> To do
Wherever the word "fission" occurs in the listing below, copy that whole line.

Top of Given information

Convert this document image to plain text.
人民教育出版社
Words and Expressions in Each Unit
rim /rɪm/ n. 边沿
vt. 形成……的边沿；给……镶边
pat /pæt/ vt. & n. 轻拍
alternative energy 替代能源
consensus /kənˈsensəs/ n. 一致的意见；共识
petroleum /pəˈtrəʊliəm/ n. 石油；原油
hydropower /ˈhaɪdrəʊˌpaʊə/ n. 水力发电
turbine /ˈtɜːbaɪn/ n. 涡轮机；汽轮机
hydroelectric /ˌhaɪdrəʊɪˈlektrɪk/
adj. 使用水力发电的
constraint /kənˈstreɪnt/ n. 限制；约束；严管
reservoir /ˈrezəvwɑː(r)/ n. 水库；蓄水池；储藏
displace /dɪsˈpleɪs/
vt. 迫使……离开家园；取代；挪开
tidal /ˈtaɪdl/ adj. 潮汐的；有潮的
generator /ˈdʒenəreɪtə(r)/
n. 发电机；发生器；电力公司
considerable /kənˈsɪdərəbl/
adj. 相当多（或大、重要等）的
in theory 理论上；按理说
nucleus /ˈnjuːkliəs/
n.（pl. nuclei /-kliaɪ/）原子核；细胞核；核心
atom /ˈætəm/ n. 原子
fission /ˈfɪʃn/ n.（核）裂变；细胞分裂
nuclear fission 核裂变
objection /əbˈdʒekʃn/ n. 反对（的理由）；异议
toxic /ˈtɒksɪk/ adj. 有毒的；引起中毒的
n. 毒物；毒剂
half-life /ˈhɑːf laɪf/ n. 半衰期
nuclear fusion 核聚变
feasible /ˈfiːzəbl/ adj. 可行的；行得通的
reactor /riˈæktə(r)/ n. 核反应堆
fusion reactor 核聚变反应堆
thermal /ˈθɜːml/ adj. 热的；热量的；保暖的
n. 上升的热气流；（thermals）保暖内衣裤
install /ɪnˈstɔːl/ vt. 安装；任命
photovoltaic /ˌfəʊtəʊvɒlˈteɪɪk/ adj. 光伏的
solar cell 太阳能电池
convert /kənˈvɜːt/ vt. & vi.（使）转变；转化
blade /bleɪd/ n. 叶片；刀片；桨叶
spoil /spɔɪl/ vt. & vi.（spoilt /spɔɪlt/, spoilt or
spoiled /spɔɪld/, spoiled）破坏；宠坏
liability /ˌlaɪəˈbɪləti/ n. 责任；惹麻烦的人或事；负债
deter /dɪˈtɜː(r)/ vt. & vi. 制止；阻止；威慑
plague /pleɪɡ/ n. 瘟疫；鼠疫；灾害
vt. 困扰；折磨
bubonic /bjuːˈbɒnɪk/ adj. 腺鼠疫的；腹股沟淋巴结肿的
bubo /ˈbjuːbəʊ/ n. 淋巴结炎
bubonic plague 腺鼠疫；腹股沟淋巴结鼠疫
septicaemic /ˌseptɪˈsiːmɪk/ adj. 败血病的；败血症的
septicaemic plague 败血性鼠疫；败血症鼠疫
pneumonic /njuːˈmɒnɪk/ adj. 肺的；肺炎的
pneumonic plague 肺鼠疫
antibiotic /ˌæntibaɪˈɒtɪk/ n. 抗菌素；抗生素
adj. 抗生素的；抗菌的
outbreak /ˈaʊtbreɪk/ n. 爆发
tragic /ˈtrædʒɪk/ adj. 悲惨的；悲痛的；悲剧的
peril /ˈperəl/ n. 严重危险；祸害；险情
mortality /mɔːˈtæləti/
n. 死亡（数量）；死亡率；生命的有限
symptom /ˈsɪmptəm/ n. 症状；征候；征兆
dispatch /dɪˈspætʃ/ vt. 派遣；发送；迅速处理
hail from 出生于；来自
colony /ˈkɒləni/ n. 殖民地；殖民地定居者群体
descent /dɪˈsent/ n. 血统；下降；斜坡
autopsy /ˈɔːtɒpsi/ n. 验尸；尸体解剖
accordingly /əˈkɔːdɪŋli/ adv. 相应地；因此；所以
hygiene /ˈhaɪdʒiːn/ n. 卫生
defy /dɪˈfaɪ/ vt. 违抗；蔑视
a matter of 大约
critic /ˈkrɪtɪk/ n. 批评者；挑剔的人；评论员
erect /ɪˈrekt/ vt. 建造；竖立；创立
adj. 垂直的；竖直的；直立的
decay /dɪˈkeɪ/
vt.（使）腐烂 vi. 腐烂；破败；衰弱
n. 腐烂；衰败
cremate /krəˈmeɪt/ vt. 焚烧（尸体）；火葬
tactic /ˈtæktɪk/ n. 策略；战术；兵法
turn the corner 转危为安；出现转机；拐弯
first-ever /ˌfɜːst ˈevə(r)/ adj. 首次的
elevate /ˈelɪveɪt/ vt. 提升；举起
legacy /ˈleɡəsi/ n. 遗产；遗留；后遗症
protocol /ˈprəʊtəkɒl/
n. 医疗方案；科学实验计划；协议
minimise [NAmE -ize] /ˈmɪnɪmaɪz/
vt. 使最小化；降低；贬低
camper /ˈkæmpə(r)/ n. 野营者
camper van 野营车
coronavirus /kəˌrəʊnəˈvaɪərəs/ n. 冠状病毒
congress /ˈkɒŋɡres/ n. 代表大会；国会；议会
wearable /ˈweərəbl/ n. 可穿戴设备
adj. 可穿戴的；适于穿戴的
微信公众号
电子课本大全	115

Bottom of Given information

> Written response
fission /ˈfɪʃn/ n.（核）裂变；细胞分裂
nuclear fission 核裂变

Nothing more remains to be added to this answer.